## [TO BE DONE]
The exercise asks for every line of the data to be reproduced exactly.

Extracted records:

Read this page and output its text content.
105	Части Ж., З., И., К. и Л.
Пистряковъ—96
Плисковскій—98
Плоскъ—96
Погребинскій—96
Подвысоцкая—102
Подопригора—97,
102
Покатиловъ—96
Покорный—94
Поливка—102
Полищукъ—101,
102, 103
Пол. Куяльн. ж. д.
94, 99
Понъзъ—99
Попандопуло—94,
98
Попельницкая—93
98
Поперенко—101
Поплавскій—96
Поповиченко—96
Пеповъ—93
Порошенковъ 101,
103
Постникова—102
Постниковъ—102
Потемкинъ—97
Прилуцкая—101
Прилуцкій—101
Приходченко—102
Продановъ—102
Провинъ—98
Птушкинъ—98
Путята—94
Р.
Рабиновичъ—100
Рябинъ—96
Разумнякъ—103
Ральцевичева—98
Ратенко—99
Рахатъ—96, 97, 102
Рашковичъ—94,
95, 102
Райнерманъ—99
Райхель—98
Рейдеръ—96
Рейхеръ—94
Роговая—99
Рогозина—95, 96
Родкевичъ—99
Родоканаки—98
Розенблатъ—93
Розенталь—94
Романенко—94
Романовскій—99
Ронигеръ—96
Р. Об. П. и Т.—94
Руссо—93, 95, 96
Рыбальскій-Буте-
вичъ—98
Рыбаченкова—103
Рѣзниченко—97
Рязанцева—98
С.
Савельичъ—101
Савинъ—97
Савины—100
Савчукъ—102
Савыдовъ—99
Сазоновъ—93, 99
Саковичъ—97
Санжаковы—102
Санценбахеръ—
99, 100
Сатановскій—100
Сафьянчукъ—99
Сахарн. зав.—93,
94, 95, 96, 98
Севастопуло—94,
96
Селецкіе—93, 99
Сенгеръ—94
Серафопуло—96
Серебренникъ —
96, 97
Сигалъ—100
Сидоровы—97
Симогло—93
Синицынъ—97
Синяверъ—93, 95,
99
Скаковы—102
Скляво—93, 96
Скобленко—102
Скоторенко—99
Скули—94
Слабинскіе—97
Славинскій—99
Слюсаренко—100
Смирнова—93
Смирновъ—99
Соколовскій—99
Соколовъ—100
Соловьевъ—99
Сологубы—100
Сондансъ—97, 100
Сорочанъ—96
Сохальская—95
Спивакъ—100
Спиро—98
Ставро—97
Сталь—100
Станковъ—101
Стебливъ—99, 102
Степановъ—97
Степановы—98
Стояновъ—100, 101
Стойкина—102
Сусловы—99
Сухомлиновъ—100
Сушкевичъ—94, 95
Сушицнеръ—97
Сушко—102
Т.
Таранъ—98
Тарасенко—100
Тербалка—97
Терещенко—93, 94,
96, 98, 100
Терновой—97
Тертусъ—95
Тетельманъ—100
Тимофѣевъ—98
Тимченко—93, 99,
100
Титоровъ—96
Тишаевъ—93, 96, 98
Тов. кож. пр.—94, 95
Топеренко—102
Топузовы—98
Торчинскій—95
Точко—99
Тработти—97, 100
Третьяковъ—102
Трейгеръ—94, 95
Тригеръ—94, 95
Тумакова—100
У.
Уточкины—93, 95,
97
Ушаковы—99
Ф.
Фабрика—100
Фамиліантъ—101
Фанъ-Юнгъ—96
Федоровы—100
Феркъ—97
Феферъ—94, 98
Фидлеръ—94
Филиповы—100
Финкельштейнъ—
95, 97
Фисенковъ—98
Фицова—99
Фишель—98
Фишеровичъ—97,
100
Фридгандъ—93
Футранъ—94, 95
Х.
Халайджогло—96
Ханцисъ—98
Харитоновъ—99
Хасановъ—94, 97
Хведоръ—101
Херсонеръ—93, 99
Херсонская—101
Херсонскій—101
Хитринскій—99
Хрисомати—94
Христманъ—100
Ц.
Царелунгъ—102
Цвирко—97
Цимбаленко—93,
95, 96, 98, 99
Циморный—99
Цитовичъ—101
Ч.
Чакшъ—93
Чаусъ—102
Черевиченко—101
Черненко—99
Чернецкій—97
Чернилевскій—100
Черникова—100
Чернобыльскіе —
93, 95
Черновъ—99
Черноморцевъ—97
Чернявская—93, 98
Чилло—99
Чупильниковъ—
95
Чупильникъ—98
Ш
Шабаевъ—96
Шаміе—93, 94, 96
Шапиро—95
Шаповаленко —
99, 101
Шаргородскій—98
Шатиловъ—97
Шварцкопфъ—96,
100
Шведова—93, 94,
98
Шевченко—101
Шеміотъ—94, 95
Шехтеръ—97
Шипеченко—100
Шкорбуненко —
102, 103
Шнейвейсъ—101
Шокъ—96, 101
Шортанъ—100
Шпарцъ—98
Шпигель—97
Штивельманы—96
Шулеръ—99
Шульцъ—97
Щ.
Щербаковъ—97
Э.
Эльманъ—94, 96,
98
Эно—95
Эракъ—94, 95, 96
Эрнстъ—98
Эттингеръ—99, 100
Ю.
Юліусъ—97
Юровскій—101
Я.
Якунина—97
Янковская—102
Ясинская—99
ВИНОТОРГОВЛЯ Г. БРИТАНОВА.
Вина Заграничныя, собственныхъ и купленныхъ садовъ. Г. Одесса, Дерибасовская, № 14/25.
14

## [EXERCISE RESULT]
Read this page and output its text content.
105	Части Ж., З., И., К. и Л.
Пистряковъ—96
Плисковскій—98
Плоскъ—96
Погребинскій—96
Подвысоцкая—102
Подопригора—97,
102
Покатиловъ—96
Покорный—94
Поливка—102
Полищукъ—101,
102, 103
Пол. Куяльн. ж. д.
94, 99
Понъзъ—99
Попандопуло—94,
98
Попельницкая—93
98
Поперенко—101
Поплавскій—96
Поповиченко—96
Пеповъ—93
Порошенковъ 101,
103
Постникова—102
Постниковъ—102
Потемкинъ—97
Прилуцкая—101
Прилуцкій—101
Приходченко—102
Продановъ—102
Провинъ—98
Птушкинъ—98
Путята—94
Р.
Рабиновичъ—100
Рябинъ—96
Разумнякъ—103
Ральцевичева—98
Ратенко—99
Рахатъ—96, 97, 102
Рашковичъ—94,
95, 102
Райнерманъ—99
Райхель—98
Рейдеръ—96
Рейхеръ—94
Роговая—99
Рогозина—95, 96
Родкевичъ—99
Родоканаки—98
Розенблатъ—93
Розенталь—94
Романенко—94
Романовскій—99
Ронигеръ—96
Р. Об. П. и Т.—94
Руссо—93, 95, 96
Рыбальскій-Буте-
вичъ—98
Рыбаченкова—103
Рѣзниченко—97
Рязанцева—98
С.
Савельичъ—101
Савинъ—97
Савины—100
Савчукъ—102
Савыдовъ—99
Сазоновъ—93, 99
Саковичъ—97
Санжаковы—102
Санценбахеръ—
99, 100
Сатановскій—100
Сафьянчукъ—99
Сахарн. зав.—93,
94, 95, 96, 98
Севастопуло—94,
96
Селецкіе—93, 99
Сенгеръ—94
Серафопуло—96
Серебренникъ —
96, 97
Сигалъ—100
Сидоровы—97
Симогло—93
Синицынъ—97
Синяверъ—93, 95,
99
Скаковы—102
Скляво—93, 96
Скобленко—102
Скоторенко—99
Скули—94
Слабинскіе—97
Славинскій—99
Слюсаренко—100
Смирнова—93
Смирновъ—99
Соколовскій—99
Соколовъ—100
Соловьевъ—99
Сологубы—100
Сондансъ—97, 100
Сорочанъ—96
Сохальская—95
Спивакъ—100
Спиро—98
Ставро—97
Сталь—100
Станковъ—101
Стебливъ—99, 102
Степановъ—97
Степановы—98
Стояновъ—100, 101
Стойкина—102
Сусловы—99
Сухомлиновъ—100
Сушкевичъ—94, 95
Сушицнеръ—97
Сушко—102
Т.
Таранъ—98
Тарасенко—100
Тербалка—97
Терещенко—93, 94,
96, 98, 100
Терновой—97
Тертусъ—95
Тетельманъ—100
Тимофѣевъ—98
Тимченко—93, 99,
100
Титоровъ—96
Тишаевъ—93, 96, 98
Тов. кож. пр.—94, 95
Топеренко—102
Топузовы—98
Торчинскій—95
Точко—99
Тработти—97, 100
Третьяковъ—102
Трейгеръ—94, 95
Тригеръ—94, 95
Тумакова—100
У.
Уточкины—93, 95,
97
Ушаковы—99
Ф.
Фабрика—100
Фамиліантъ—101
Фанъ-Юнгъ—96
Федоровы—100
Феркъ—97
Феферъ—94, 98
Фидлеръ—94
Филиповы—100
Финкельштейнъ—
95, 97
Фисенковъ—98
Фицова—99
Фишель—98
Фишеровичъ—97,
100
Фридгандъ—93
Футранъ—94, 95
Х.
Халайджогло—96
Ханцисъ—98
Харитоновъ—99
Хасановъ—94, 97
Хведоръ—101
Херсонеръ—93, 99
Херсонская—101
Херсонскій—101
Хитринскій—99
Хрисомати—94
Христманъ—100
Ц.
Царелунгъ—102
Цвирко—97
Цимбаленко—93,
95, 96, 98, 99
Циморный—99
Цитовичъ—101
Ч.
Чакшъ—93
Чаусъ—102
Черевиченко—101
Черненко—99
Чернецкій—97
Чернилевскій—100
Черникова—100
Чернобыльскіе —
93, 95
Черновъ—99
Черноморцевъ—97
Чернявская—93, 98
Чилло—99
Чупильниковъ—
95
Чупильникъ—98
Ш
Шабаевъ—96
Шаміе—93, 94, 96
Шапиро—95
Шаповаленко —
99, 101
Шаргородскій—98
Шатиловъ—97
Шварцкопфъ—96,
100
Шведова—93, 94,
98
Шевченко—101
Шеміотъ—94, 95
Шехтеръ—97
Шипеченко—100
Шкорбуненко —
102, 103
Шнейвейсъ—101
Шокъ—96, 101
Шортанъ—100
Шпарцъ—98
Шпигель—97
Штивельманы—96
Шулеръ—99
Шульцъ—97
Щ.
Щербаковъ—97
Э.
Эльманъ—94, 96,
98
Эно—95
Эракъ—94, 95, 96
Эрнстъ—98
Эттингеръ—99, 100
Ю.
Юліусъ—97
Юровскій—101
Я.
Якунина—97
Янковская—102
Ясинская—99
ВИНОТОРГОВЛЯ Г. БРИТАНОВА.
Вина Заграничныя, собственныхъ и купленныхъ садовъ. Г. Одесса, Дерибасовская, № 14/25.
14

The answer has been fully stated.